GIVEN EXERCISE: Word for word, transcribe every line from the one holding "Serialize everything readable" through the end of the records, but not the pictures.

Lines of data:

** BEGIN **

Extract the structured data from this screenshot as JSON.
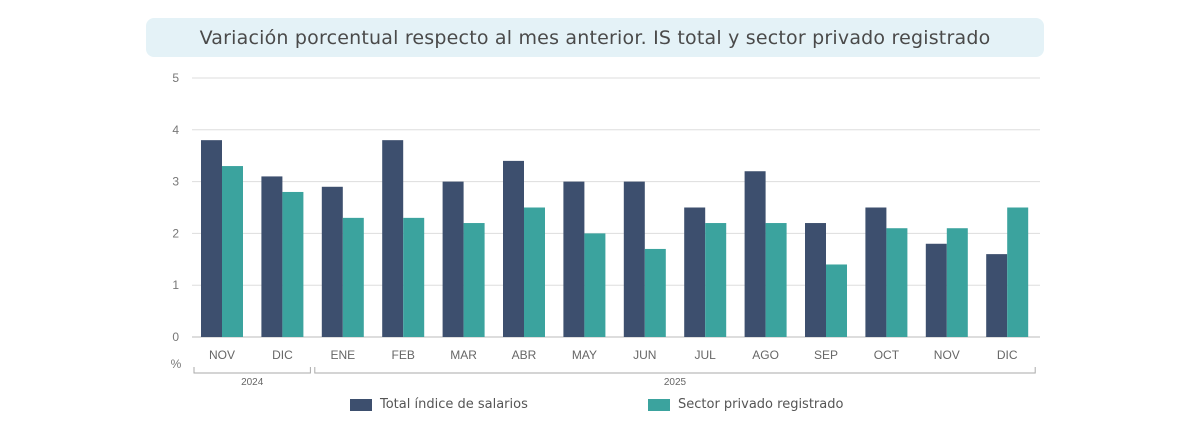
{
  "title": "Variación porcentual respecto al mes anterior. IS total y sector privado registrado",
  "chart_data": {
    "type": "bar",
    "categories": [
      "NOV",
      "DIC",
      "ENE",
      "FEB",
      "MAR",
      "ABR",
      "MAY",
      "JUN",
      "JUL",
      "AGO",
      "SEP",
      "OCT",
      "NOV",
      "DIC"
    ],
    "year_groups": [
      {
        "label": "2024",
        "start": 0,
        "end": 1
      },
      {
        "label": "2025",
        "start": 2,
        "end": 13
      }
    ],
    "series": [
      {
        "name": "Total índice de salarios",
        "color": "#3d4f6e",
        "values": [
          3.8,
          3.1,
          2.9,
          3.8,
          3.0,
          3.4,
          3.0,
          3.0,
          2.5,
          3.2,
          2.2,
          2.5,
          1.8,
          1.6
        ]
      },
      {
        "name": "Sector privado registrado",
        "color": "#3ba39e",
        "values": [
          3.3,
          2.8,
          2.3,
          2.3,
          2.2,
          2.5,
          2.0,
          1.7,
          2.2,
          2.2,
          1.4,
          2.1,
          2.1,
          2.5
        ]
      }
    ],
    "yticks": [
      "0",
      "1",
      "2",
      "3",
      "4",
      "5"
    ],
    "ylim": [
      0,
      5
    ],
    "ylabel": "%",
    "grid": true,
    "legend_position": "bottom"
  }
}
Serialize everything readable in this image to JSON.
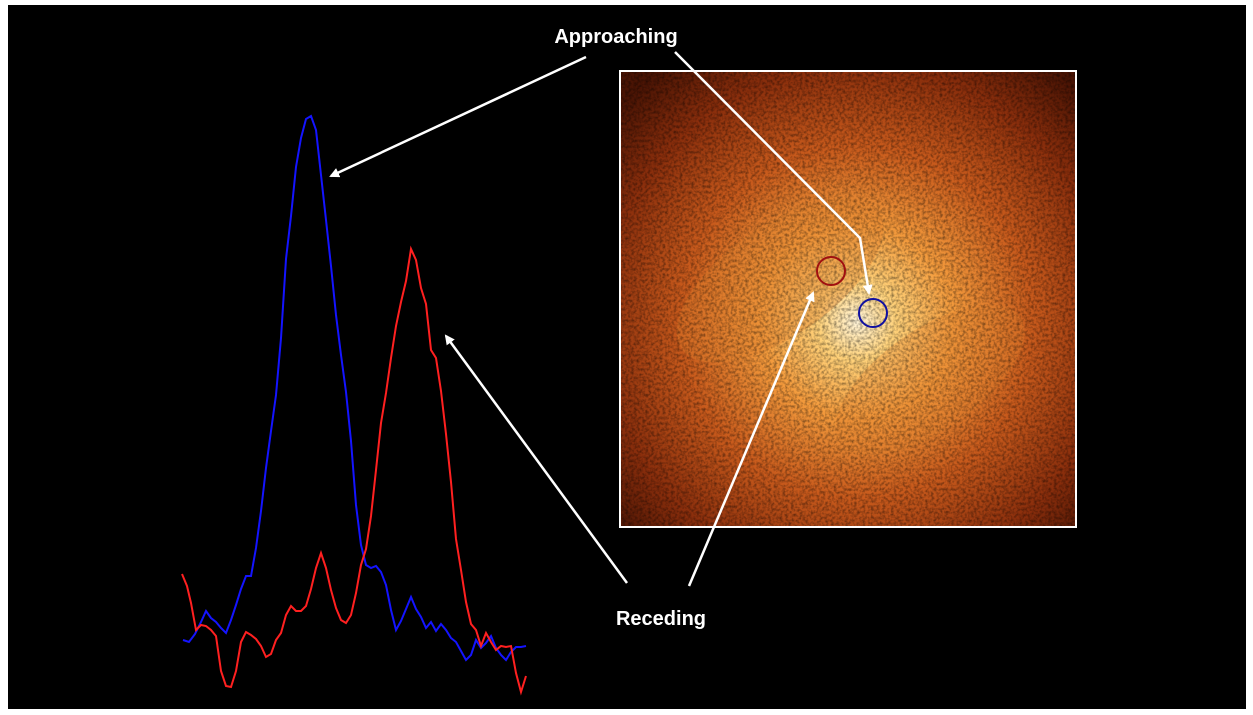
{
  "labels": {
    "approaching": "Approaching",
    "receding": "Receding"
  },
  "colors": {
    "background": "#000000",
    "approaching_series": "#1414ff",
    "receding_series": "#ff2020",
    "arrow": "#ffffff",
    "frame": "#ffffff"
  }
}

** END **

WRITTEN RESPONSE:
Serialize everything readable in this image to JSON.
{
  "labels": {
    "approaching": "Approaching",
    "receding": "Receding"
  },
  "colors": {
    "background": "#000000",
    "approaching_series": "#1414ff",
    "receding_series": "#ff2020",
    "arrow": "#ffffff",
    "frame": "#ffffff"
  }
}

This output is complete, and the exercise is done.